AIM:
Go through the entries below and write each one out exactly.

RECORDED INFORMATION:
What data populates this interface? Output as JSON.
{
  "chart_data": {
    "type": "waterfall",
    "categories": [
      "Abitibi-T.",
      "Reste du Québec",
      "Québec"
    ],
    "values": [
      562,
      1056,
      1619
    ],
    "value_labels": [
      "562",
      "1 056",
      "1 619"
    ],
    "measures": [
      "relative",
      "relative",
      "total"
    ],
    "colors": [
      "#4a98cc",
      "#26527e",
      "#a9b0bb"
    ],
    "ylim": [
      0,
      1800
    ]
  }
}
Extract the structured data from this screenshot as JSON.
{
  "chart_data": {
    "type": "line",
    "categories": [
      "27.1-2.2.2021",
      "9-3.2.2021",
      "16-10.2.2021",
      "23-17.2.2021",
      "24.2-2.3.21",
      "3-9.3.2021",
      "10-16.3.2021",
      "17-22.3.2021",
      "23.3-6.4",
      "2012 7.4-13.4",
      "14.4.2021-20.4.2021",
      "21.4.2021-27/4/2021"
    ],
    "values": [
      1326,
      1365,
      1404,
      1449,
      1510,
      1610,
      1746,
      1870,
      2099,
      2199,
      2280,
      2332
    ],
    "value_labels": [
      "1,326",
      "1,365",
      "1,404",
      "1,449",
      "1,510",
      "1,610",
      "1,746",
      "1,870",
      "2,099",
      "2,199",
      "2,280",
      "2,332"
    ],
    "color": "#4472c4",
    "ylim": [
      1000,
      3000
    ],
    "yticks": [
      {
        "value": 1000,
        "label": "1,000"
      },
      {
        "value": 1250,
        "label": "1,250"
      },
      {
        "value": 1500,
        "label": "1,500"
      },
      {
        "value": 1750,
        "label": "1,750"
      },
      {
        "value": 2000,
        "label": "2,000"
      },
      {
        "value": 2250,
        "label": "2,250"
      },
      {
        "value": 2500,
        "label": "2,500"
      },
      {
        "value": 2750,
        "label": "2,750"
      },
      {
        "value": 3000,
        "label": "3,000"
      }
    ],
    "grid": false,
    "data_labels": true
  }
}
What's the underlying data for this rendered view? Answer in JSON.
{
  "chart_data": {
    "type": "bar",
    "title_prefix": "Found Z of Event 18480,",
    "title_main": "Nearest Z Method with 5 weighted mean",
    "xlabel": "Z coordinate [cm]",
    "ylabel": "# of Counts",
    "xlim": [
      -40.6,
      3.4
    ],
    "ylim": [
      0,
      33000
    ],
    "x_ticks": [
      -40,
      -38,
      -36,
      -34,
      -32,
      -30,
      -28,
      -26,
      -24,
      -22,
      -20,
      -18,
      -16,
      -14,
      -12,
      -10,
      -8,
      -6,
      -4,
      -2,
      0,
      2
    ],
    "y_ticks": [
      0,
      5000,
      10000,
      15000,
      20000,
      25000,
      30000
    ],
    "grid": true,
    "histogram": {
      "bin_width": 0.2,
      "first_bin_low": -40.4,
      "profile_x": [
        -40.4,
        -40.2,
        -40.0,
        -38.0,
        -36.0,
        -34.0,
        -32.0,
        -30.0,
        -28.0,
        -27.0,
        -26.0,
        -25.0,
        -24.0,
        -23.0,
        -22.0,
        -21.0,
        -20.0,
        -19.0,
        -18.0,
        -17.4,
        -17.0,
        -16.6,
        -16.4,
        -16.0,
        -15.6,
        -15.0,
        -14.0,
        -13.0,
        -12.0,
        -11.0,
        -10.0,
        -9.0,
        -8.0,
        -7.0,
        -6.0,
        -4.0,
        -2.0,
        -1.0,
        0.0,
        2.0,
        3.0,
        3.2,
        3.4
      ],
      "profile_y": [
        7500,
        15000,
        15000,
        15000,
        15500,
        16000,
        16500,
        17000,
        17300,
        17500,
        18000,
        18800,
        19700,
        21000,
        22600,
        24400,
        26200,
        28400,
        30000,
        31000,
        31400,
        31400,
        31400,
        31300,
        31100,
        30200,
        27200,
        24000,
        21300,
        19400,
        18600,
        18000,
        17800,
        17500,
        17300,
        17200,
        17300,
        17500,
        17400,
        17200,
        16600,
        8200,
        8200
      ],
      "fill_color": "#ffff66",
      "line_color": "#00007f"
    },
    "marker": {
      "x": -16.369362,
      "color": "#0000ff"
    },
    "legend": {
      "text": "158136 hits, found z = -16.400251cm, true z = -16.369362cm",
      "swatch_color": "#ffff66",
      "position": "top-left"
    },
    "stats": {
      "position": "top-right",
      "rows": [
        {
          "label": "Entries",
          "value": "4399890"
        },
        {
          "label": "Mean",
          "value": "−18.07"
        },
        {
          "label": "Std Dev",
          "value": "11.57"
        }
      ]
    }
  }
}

IN RESPONSE:
What data populates this interface? Output as JSON.
{
  "chart_data": {
    "type": "waterfall",
    "categories": [
      "Abitibi-T.",
      "Reste du Québec",
      "Québec"
    ],
    "values": [
      562,
      1056,
      1619
    ],
    "value_labels": [
      "562",
      "1 056",
      "1 619"
    ],
    "measures": [
      "relative",
      "relative",
      "total"
    ],
    "colors": [
      "#4a98cc",
      "#26527e",
      "#a9b0bb"
    ],
    "ylim": [
      0,
      1800
    ]
  }
}
Extract the structured data from this screenshot as JSON.
{
  "chart_data": {
    "type": "line",
    "categories": [
      "27.1-2.2.2021",
      "9-3.2.2021",
      "16-10.2.2021",
      "23-17.2.2021",
      "24.2-2.3.21",
      "3-9.3.2021",
      "10-16.3.2021",
      "17-22.3.2021",
      "23.3-6.4",
      "2012 7.4-13.4",
      "14.4.2021-20.4.2021",
      "21.4.2021-27/4/2021"
    ],
    "values": [
      1326,
      1365,
      1404,
      1449,
      1510,
      1610,
      1746,
      1870,
      2099,
      2199,
      2280,
      2332
    ],
    "value_labels": [
      "1,326",
      "1,365",
      "1,404",
      "1,449",
      "1,510",
      "1,610",
      "1,746",
      "1,870",
      "2,099",
      "2,199",
      "2,280",
      "2,332"
    ],
    "color": "#4472c4",
    "ylim": [
      1000,
      3000
    ],
    "yticks": [
      {
        "value": 1000,
        "label": "1,000"
      },
      {
        "value": 1250,
        "label": "1,250"
      },
      {
        "value": 1500,
        "label": "1,500"
      },
      {
        "value": 1750,
        "label": "1,750"
      },
      {
        "value": 2000,
        "label": "2,000"
      },
      {
        "value": 2250,
        "label": "2,250"
      },
      {
        "value": 2500,
        "label": "2,500"
      },
      {
        "value": 2750,
        "label": "2,750"
      },
      {
        "value": 3000,
        "label": "3,000"
      }
    ],
    "grid": false,
    "data_labels": true
  }
}
What's the underlying data for this rendered view? Answer in JSON.
{
  "chart_data": {
    "type": "bar",
    "title_prefix": "Found Z of Event 18480,",
    "title_main": "Nearest Z Method with 5 weighted mean",
    "xlabel": "Z coordinate [cm]",
    "ylabel": "# of Counts",
    "xlim": [
      -40.6,
      3.4
    ],
    "ylim": [
      0,
      33000
    ],
    "x_ticks": [
      -40,
      -38,
      -36,
      -34,
      -32,
      -30,
      -28,
      -26,
      -24,
      -22,
      -20,
      -18,
      -16,
      -14,
      -12,
      -10,
      -8,
      -6,
      -4,
      -2,
      0,
      2
    ],
    "y_ticks": [
      0,
      5000,
      10000,
      15000,
      20000,
      25000,
      30000
    ],
    "grid": true,
    "histogram": {
      "bin_width": 0.2,
      "first_bin_low": -40.4,
      "profile_x": [
        -40.4,
        -40.2,
        -40.0,
        -38.0,
        -36.0,
        -34.0,
        -32.0,
        -30.0,
        -28.0,
        -27.0,
        -26.0,
        -25.0,
        -24.0,
        -23.0,
        -22.0,
        -21.0,
        -20.0,
        -19.0,
        -18.0,
        -17.4,
        -17.0,
        -16.6,
        -16.4,
        -16.0,
        -15.6,
        -15.0,
        -14.0,
        -13.0,
        -12.0,
        -11.0,
        -10.0,
        -9.0,
        -8.0,
        -7.0,
        -6.0,
        -4.0,
        -2.0,
        -1.0,
        0.0,
        2.0,
        3.0,
        3.2,
        3.4
      ],
      "profile_y": [
        7500,
        15000,
        15000,
        15000,
        15500,
        16000,
        16500,
        17000,
        17300,
        17500,
        18000,
        18800,
        19700,
        21000,
        22600,
        24400,
        26200,
        28400,
        30000,
        31000,
        31400,
        31400,
        31400,
        31300,
        31100,
        30200,
        27200,
        24000,
        21300,
        19400,
        18600,
        18000,
        17800,
        17500,
        17300,
        17200,
        17300,
        17500,
        17400,
        17200,
        16600,
        8200,
        8200
      ],
      "fill_color": "#ffff66",
      "line_color": "#00007f"
    },
    "marker": {
      "x": -16.369362,
      "color": "#0000ff"
    },
    "legend": {
      "text": "158136 hits, found z = -16.400251cm, true z = -16.369362cm",
      "swatch_color": "#ffff66",
      "position": "top-left"
    },
    "stats": {
      "position": "top-right",
      "rows": [
        {
          "label": "Entries",
          "value": "4399890"
        },
        {
          "label": "Mean",
          "value": "−18.07"
        },
        {
          "label": "Std Dev",
          "value": "11.57"
        }
      ]
    }
  }
}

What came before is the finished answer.